## YOUR INSTRUCTIONS
Go through the entries below and pick out every line with "الأميرة".

## RAW DATA
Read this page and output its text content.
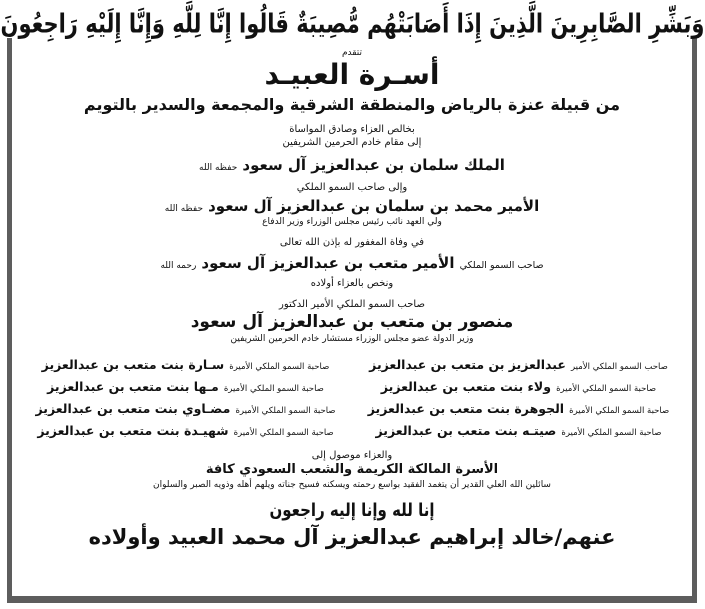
وَبَشِّرِ الصَّابِرِينَ الَّذِينَ إِذَا أَصَابَتْهُم مُّصِيبَةٌ قَالُوا إِنَّا لِلَّهِ وَإِنَّا إِلَيْهِ رَاجِعُونَ
تتقدم
أسـرة العبيـد
من قبيلة عنزة بالرياض والمنطقة الشرقية والمجمعة والسدير بالتويم
بخالص العزاء وصادق المواساة
إلى مقام خادم الحرمين الشريفين
الملك سلمان بن عبدالعزيز آل سعود حفظه الله
وإلى صاحب السمو الملكي
الأمير محمد بن سلمان بن عبدالعزيز آل سعود حفظه الله
ولي العهد نائب رئيس مجلس الوزراء وزير الدفاع
في وفاة المغفور له بإذن الله تعالى
صاحب السمو الملكي الأمير متعب بن عبدالعزيز آل سعود رحمه الله
ونخص بالعزاء أولاده
صاحب السمو الملكي الأمير الدكتور
منصور بن متعب بن عبدالعزيز آل سعود
وزير الدولة عضو مجلس الوزراء مستشار خادم الحرمين الشريفين
صاحب السمو الملكي الأمير عبدالعزيز بن متعب بن عبدالعزيز
صاحبة السمو الملكي الأميرة سـارة بنت متعب بن عبدالعزيز
صاحبة السمو الملكي الأميرة ولاء بنت متعب بن عبدالعزيز
صاحبة السمو الملكي الأميرة مـها بنت متعب بن عبدالعزيز
صاحبة السمو الملكي الأميرة الجوهرة بنت متعب بن عبدالعزيز
صاحبة السمو الملكي الأميرة مضـاوي بنت متعب بن عبدالعزيز
صاحبة السمو الملكي الأميرة صيتـه بنت متعب بن عبدالعزيز
صاحبة السمو الملكي الأميرة شهيـدة بنت متعب بن عبدالعزيز
والعزاء موصول إلى
الأسرة المالكة الكريمة والشعب السعودي كافة
سائلين الله العلي القدير أن يتغمد الفقيد بواسع رحمته ويسكنه فسيح جناته ويلهم أهله وذويه الصبر والسلوان
إنا لله وإنا إليه راجعون
عنهم/خالد إبراهيم عبدالعزيز آل محمد العبيد وأولاده
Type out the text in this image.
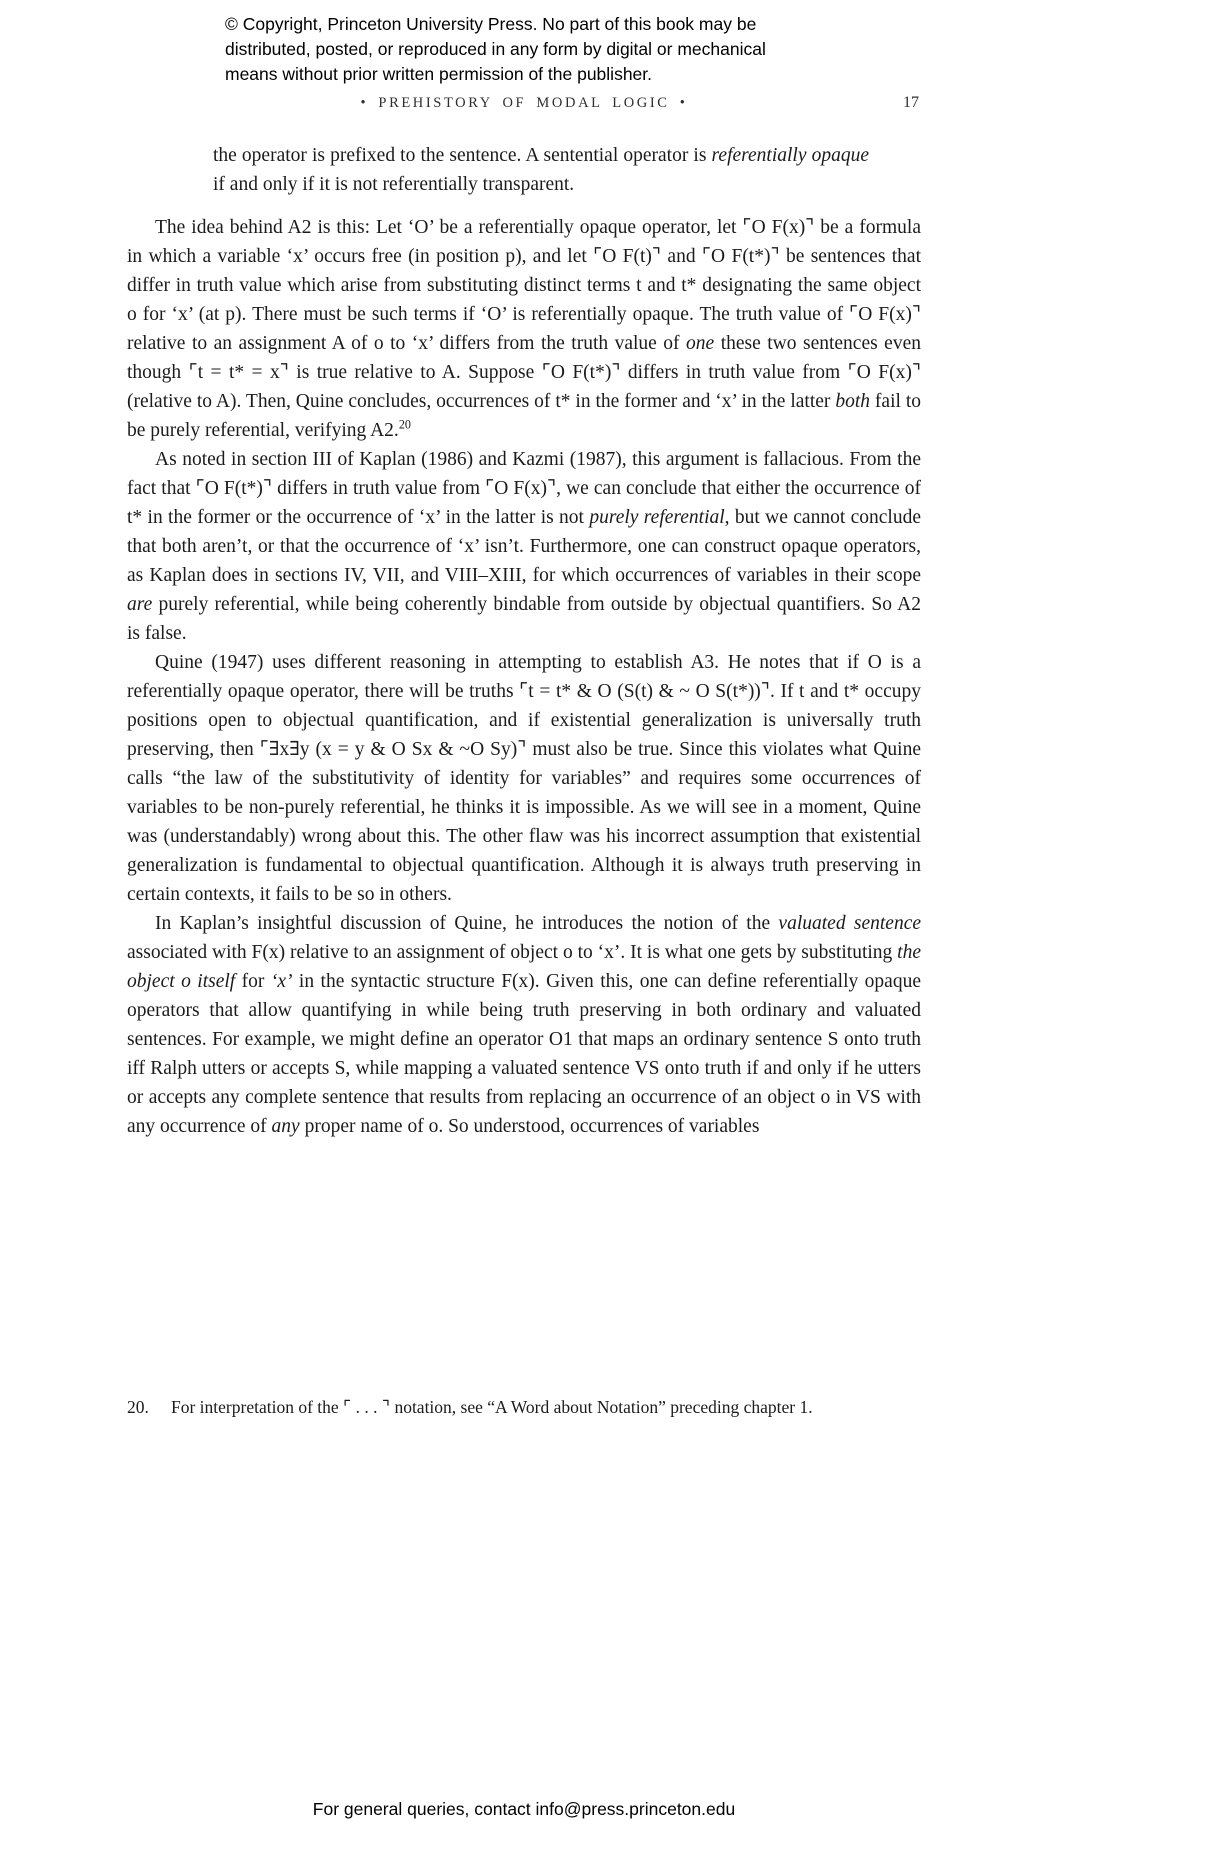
© Copyright, Princeton University Press. No part of this book may be
distributed, posted, or reproduced in any form by digital or mechanical
means without prior written permission of the publisher.
• PREHISTORY OF MODAL LOGIC •	17
the operator is prefixed to the sentence. A sentential operator is referentially opaque if and only if it is not referentially transparent.

The idea behind A2 is this: Let ‘O’ be a referentially opaque operator, let ⌜O F(x)⌝ be a formula in which a variable ‘x’ occurs free (in position p), and let ⌜O F(t)⌝ and ⌜O F(t*)⌝ be sentences that differ in truth value which arise from substituting distinct terms t and t* designating the same object o for ‘x’ (at p). There must be such terms if ‘O’ is referentially opaque. The truth value of ⌜O F(x)⌝ relative to an assignment A of o to ‘x’ differs from the truth value of one these two sentences even though ⌜t = t* = x⌝ is true relative to A. Suppose ⌜O F(t*)⌝ differs in truth value from ⌜O F(x)⌝ (relative to A). Then, Quine concludes, occurrences of t* in the former and ‘x’ in the latter both fail to be purely referential, verifying A2.20

As noted in section III of Kaplan (1986) and Kazmi (1987), this argument is fallacious. From the fact that ⌜O F(t*)⌝ differs in truth value from ⌜O F(x)⌝, we can conclude that either the occurrence of t* in the former or the occurrence of ‘x’ in the latter is not purely referential, but we cannot conclude that both aren’t, or that the occurrence of ‘x’ isn’t. Furthermore, one can construct opaque operators, as Kaplan does in sections IV, VII, and VIII–XIII, for which occurrences of variables in their scope are purely referential, while being coherently bindable from outside by objectual quantifiers. So A2 is false.

Quine (1947) uses different reasoning in attempting to establish A3. He notes that if O is a referentially opaque operator, there will be truths ⌜t = t* & O (S(t) & ~ O S(t*))⌝. If t and t* occupy positions open to objectual quantification, and if existential generalization is universally truth preserving, then ⌜∃x∃y (x = y & O Sx & ~O Sy)⌝ must also be true. Since this violates what Quine calls “the law of the substitutivity of identity for variables” and requires some occurrences of variables to be non-purely referential, he thinks it is impossible. As we will see in a moment, Quine was (understandably) wrong about this. The other flaw was his incorrect assumption that existential generalization is fundamental to objectual quantification. Although it is always truth preserving in certain contexts, it fails to be so in others.

In Kaplan’s insightful discussion of Quine, he introduces the notion of the valuated sentence associated with F(x) relative to an assignment of object o to ‘x’. It is what one gets by substituting the object o itself for ‘x’ in the syntactic structure F(x). Given this, one can define referentially opaque operators that allow quantifying in while being truth preserving in both ordinary and valuated sentences. For example, we might define an operator O1 that maps an ordinary sentence S onto truth iff Ralph utters or accepts S, while mapping a valuated sentence VS onto truth if and only if he utters or accepts any complete sentence that results from replacing an occurrence of an object o in VS with any occurrence of any proper name of o. So understood, occurrences of variables

20. For interpretation of the ⌜ . . . ⌝ notation, see “A Word about Notation” preceding chapter 1.
For general queries, contact info@press.princeton.edu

## IN RESPONSE
صاحبة السمو الملكي الأميرة سـارة بنت متعب بن عبدالعزيز
صاحبة السمو الملكي الأميرة ولاء بنت متعب بن عبدالعزيز
صاحبة السمو الملكي الأميرة مـها بنت متعب بن عبدالعزيز
صاحبة السمو الملكي الأميرة الجوهرة بنت متعب بن عبدالعزيز
صاحبة السمو الملكي الأميرة مضـاوي بنت متعب بن عبدالعزيز
صاحبة السمو الملكي الأميرة صيتـه بنت متعب بن عبدالعزيز
صاحبة السمو الملكي الأميرة شهيـدة بنت متعب بن عبدالعزيز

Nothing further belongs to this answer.